What you are asked to do: Your task is to give the listing below back word for word, pictures excluded.

-- START OF The records --

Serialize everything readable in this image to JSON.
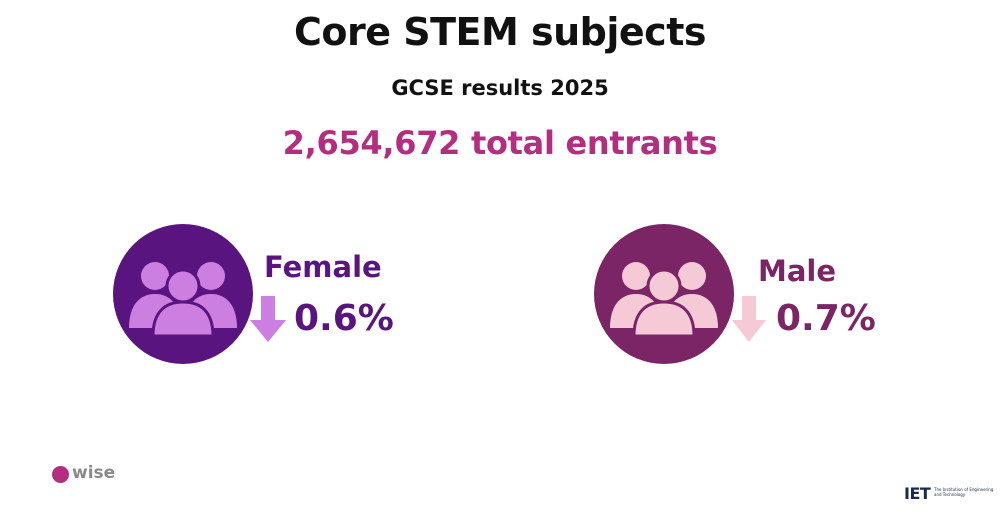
{
  "header": {
    "title": "Core STEM subjects",
    "subtitle": "GCSE results 2025",
    "total_entrants": "2,654,672 total entrants"
  },
  "groups": [
    {
      "label": "Female",
      "change": "0.6%",
      "direction": "down",
      "icon": "people-group-icon",
      "circle_color": "#5a1480",
      "people_color": "#cc7fe0",
      "label_color": "#5a1480",
      "arrow_color": "#cc7fe0"
    },
    {
      "label": "Male",
      "change": "0.7%",
      "direction": "down",
      "icon": "people-group-icon",
      "circle_color": "#7b2466",
      "people_color": "#f5c9d6",
      "label_color": "#7b2466",
      "arrow_color": "#f5c9d6"
    }
  ],
  "colors": {
    "accent": "#b32e7e",
    "title": "#111111"
  },
  "logos": {
    "left_word": "wise",
    "right_mark": "IET",
    "right_tagline": "The Institution of Engineering and Technology"
  }
}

-- END OF The records --

Response for this exercise:
Serialize everything readable in this image to JSON.
{
  "header": {
    "title": "Core STEM subjects",
    "subtitle": "GCSE results 2025",
    "total_entrants": "2,654,672 total entrants"
  },
  "groups": [
    {
      "label": "Female",
      "change": "0.6%",
      "direction": "down",
      "icon": "people-group-icon",
      "circle_color": "#5a1480",
      "people_color": "#cc7fe0",
      "label_color": "#5a1480",
      "arrow_color": "#cc7fe0"
    },
    {
      "label": "Male",
      "change": "0.7%",
      "direction": "down",
      "icon": "people-group-icon",
      "circle_color": "#7b2466",
      "people_color": "#f5c9d6",
      "label_color": "#7b2466",
      "arrow_color": "#f5c9d6"
    }
  ],
  "colors": {
    "accent": "#b32e7e",
    "title": "#111111"
  },
  "logos": {
    "left_word": "wise",
    "right_mark": "IET",
    "right_tagline": "The Institution of Engineering and Technology"
  }
}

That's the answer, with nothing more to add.